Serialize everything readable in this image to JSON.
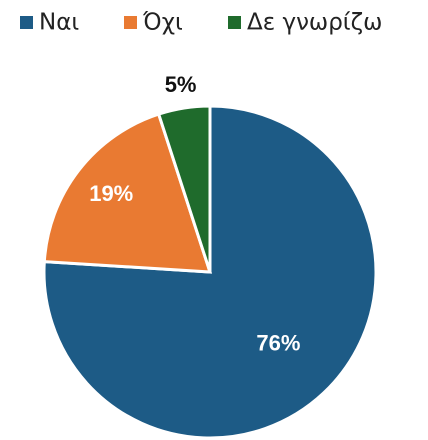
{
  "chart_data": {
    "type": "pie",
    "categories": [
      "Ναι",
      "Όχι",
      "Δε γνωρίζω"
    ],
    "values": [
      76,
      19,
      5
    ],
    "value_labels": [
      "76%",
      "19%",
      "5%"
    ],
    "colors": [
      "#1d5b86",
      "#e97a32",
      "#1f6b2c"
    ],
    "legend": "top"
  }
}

--------------------------------

Stated problem: Transcribe the whole listing exactly. Pictures are excluded.

Solution for this problem:
Serialize everything readable in this image to JSON.
{
  "chart_data": {
    "type": "pie",
    "categories": [
      "Ναι",
      "Όχι",
      "Δε γνωρίζω"
    ],
    "values": [
      76,
      19,
      5
    ],
    "value_labels": [
      "76%",
      "19%",
      "5%"
    ],
    "colors": [
      "#1d5b86",
      "#e97a32",
      "#1f6b2c"
    ],
    "legend": "top"
  }
}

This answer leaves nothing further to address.